REQUIREMENT
Identify the lines that include the word "Ibukota", then copy all of them.

SUPPLIED RECORDS
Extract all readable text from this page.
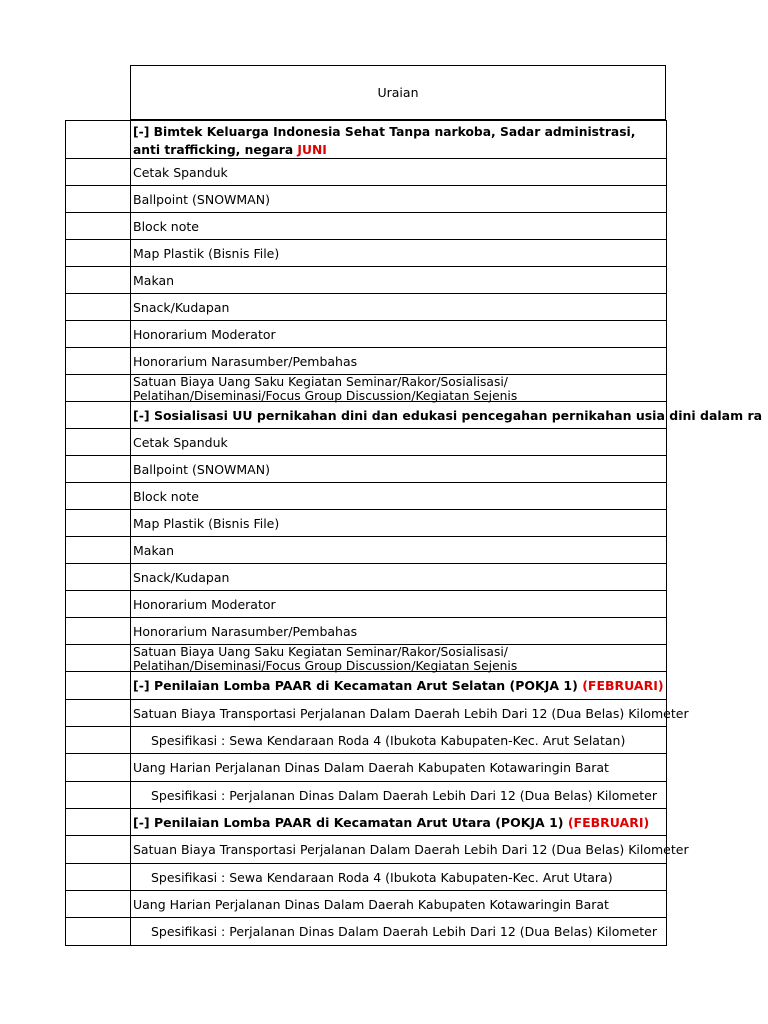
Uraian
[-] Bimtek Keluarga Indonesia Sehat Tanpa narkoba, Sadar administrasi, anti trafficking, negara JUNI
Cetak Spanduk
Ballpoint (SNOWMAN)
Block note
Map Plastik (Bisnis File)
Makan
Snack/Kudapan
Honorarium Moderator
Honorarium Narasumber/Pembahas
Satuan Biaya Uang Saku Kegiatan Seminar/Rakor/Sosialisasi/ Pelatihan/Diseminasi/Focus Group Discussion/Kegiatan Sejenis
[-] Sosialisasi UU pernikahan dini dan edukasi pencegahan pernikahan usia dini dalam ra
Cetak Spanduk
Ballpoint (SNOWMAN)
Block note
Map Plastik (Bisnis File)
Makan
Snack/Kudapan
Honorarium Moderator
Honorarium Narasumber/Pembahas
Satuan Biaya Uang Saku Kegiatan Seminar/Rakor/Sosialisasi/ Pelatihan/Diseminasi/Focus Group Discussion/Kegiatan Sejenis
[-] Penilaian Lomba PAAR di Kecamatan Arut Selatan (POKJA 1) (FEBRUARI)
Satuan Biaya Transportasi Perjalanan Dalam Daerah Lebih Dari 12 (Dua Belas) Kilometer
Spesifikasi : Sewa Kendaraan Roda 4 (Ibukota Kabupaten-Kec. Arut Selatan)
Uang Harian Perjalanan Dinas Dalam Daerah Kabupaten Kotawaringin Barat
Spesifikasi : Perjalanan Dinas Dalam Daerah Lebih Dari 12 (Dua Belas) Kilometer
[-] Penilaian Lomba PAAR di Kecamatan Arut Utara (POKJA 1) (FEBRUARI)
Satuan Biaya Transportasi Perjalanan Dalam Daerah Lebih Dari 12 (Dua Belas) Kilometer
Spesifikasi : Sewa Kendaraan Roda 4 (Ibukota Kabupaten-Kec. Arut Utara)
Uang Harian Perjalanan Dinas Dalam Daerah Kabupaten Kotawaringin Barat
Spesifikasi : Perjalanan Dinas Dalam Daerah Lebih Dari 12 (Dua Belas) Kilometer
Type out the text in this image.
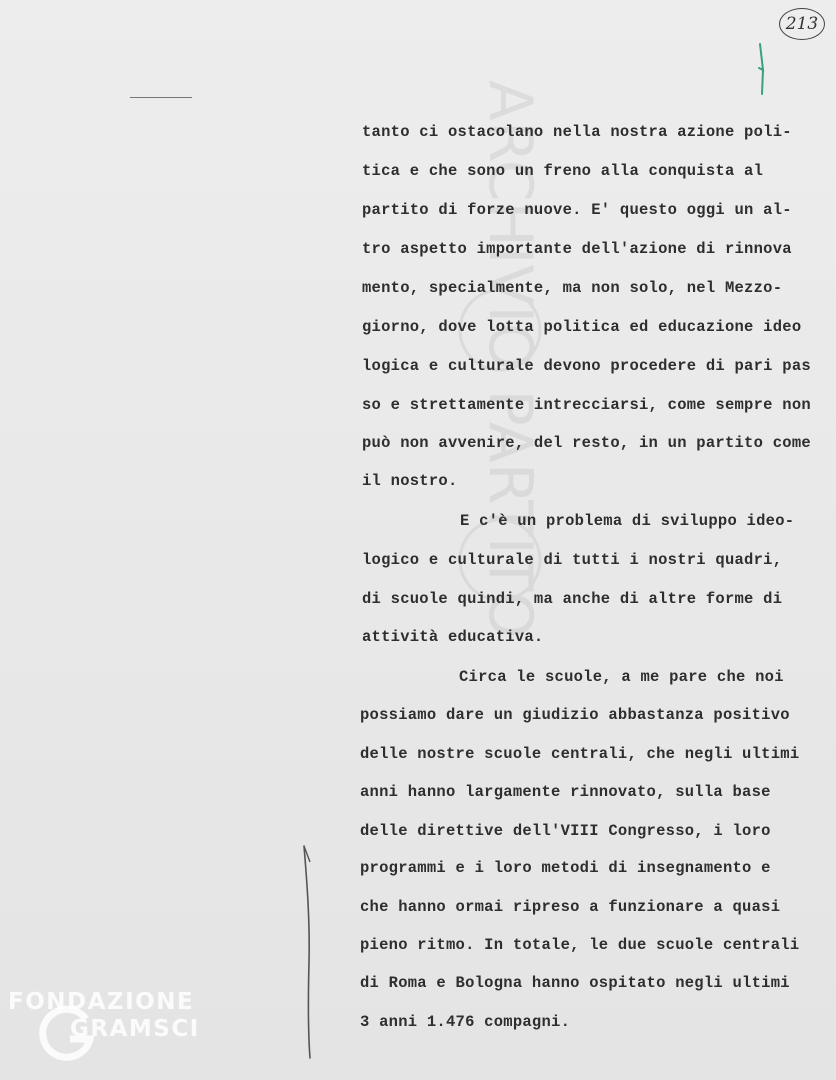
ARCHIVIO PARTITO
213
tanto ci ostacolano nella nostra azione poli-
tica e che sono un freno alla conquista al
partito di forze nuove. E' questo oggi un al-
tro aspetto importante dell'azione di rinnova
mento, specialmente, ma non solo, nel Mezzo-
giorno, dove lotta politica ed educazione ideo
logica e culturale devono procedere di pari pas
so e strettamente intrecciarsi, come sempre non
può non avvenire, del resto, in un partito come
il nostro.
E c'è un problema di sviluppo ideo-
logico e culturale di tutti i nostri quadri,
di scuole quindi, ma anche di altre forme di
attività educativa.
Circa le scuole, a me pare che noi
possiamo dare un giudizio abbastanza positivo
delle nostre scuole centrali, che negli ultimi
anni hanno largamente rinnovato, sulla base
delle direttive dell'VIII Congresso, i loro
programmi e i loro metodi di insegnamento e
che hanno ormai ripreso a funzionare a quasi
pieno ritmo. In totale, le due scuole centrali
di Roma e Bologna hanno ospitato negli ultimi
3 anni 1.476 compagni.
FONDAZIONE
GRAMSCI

ANSWER TO THIS TASK
Spesifikasi : Sewa Kendaraan Roda 4 (Ibukota Kabupaten-Kec. Arut Selatan)
Spesifikasi : Sewa Kendaraan Roda 4 (Ibukota Kabupaten-Kec. Arut Utara)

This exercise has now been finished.